◆ Requirements ◆
Below are some records; retype all of them exactly.

◆ Records supplied ◆
◆ ◆ ◆ ◆ ◆
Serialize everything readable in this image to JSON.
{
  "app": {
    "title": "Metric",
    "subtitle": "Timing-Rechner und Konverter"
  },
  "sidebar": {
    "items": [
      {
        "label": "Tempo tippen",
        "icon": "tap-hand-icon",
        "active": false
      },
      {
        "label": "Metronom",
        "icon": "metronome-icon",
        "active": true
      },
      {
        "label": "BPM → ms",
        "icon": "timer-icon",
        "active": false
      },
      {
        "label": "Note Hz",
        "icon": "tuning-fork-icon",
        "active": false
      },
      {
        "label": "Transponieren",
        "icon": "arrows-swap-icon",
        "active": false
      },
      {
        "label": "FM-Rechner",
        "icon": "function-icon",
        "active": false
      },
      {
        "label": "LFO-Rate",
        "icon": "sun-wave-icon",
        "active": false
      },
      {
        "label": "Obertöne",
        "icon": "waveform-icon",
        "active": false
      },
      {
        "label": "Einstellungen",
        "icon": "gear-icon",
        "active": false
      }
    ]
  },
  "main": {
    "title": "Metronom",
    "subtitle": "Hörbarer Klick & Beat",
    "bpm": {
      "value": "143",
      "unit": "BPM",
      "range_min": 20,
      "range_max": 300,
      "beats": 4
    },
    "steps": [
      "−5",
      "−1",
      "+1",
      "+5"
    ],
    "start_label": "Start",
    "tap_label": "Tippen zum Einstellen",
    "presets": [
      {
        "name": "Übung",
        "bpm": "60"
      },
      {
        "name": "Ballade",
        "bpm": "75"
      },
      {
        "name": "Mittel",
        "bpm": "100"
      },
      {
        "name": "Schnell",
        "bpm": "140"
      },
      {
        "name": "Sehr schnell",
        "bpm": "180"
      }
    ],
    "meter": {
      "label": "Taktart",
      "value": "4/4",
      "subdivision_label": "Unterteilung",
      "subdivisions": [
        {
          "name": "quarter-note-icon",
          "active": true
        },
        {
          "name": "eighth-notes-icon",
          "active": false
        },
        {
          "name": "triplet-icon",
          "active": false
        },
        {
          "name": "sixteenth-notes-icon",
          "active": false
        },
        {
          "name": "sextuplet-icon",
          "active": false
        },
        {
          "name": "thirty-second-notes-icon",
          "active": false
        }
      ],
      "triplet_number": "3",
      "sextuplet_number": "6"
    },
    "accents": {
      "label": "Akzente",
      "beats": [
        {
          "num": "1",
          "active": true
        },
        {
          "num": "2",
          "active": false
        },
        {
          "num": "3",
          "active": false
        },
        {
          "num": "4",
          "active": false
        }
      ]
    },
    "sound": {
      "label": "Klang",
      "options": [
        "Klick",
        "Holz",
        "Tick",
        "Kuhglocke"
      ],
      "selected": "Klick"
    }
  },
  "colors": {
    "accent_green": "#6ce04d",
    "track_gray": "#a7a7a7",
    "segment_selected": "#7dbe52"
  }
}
◆ ◆ ◆ ◆ ◆
◆ Response to the exercise ◆
Serialize everything readable in this image to JSON.
{
  "app": {
    "title": "Metric",
    "subtitle": "Timing-Rechner und Konverter"
  },
  "sidebar": {
    "items": [
      {
        "label": "Tempo tippen",
        "icon": "tap-hand-icon",
        "active": false
      },
      {
        "label": "Metronom",
        "icon": "metronome-icon",
        "active": true
      },
      {
        "label": "BPM → ms",
        "icon": "timer-icon",
        "active": false
      },
      {
        "label": "Note Hz",
        "icon": "tuning-fork-icon",
        "active": false
      },
      {
        "label": "Transponieren",
        "icon": "arrows-swap-icon",
        "active": false
      },
      {
        "label": "FM-Rechner",
        "icon": "function-icon",
        "active": false
      },
      {
        "label": "LFO-Rate",
        "icon": "sun-wave-icon",
        "active": false
      },
      {
        "label": "Obertöne",
        "icon": "waveform-icon",
        "active": false
      },
      {
        "label": "Einstellungen",
        "icon": "gear-icon",
        "active": false
      }
    ]
  },
  "main": {
    "title": "Metronom",
    "subtitle": "Hörbarer Klick & Beat",
    "bpm": {
      "value": "143",
      "unit": "BPM",
      "range_min": 20,
      "range_max": 300,
      "beats": 4
    },
    "steps": [
      "−5",
      "−1",
      "+1",
      "+5"
    ],
    "start_label": "Start",
    "tap_label": "Tippen zum Einstellen",
    "presets": [
      {
        "name": "Übung",
        "bpm": "60"
      },
      {
        "name": "Ballade",
        "bpm": "75"
      },
      {
        "name": "Mittel",
        "bpm": "100"
      },
      {
        "name": "Schnell",
        "bpm": "140"
      },
      {
        "name": "Sehr schnell",
        "bpm": "180"
      }
    ],
    "meter": {
      "label": "Taktart",
      "value": "4/4",
      "subdivision_label": "Unterteilung",
      "subdivisions": [
        {
          "name": "quarter-note-icon",
          "active": true
        },
        {
          "name": "eighth-notes-icon",
          "active": false
        },
        {
          "name": "triplet-icon",
          "active": false
        },
        {
          "name": "sixteenth-notes-icon",
          "active": false
        },
        {
          "name": "sextuplet-icon",
          "active": false
        },
        {
          "name": "thirty-second-notes-icon",
          "active": false
        }
      ],
      "triplet_number": "3",
      "sextuplet_number": "6"
    },
    "accents": {
      "label": "Akzente",
      "beats": [
        {
          "num": "1",
          "active": true
        },
        {
          "num": "2",
          "active": false
        },
        {
          "num": "3",
          "active": false
        },
        {
          "num": "4",
          "active": false
        }
      ]
    },
    "sound": {
      "label": "Klang",
      "options": [
        "Klick",
        "Holz",
        "Tick",
        "Kuhglocke"
      ],
      "selected": "Klick"
    }
  },
  "colors": {
    "accent_green": "#6ce04d",
    "track_gray": "#a7a7a7",
    "segment_selected": "#7dbe52"
  }
}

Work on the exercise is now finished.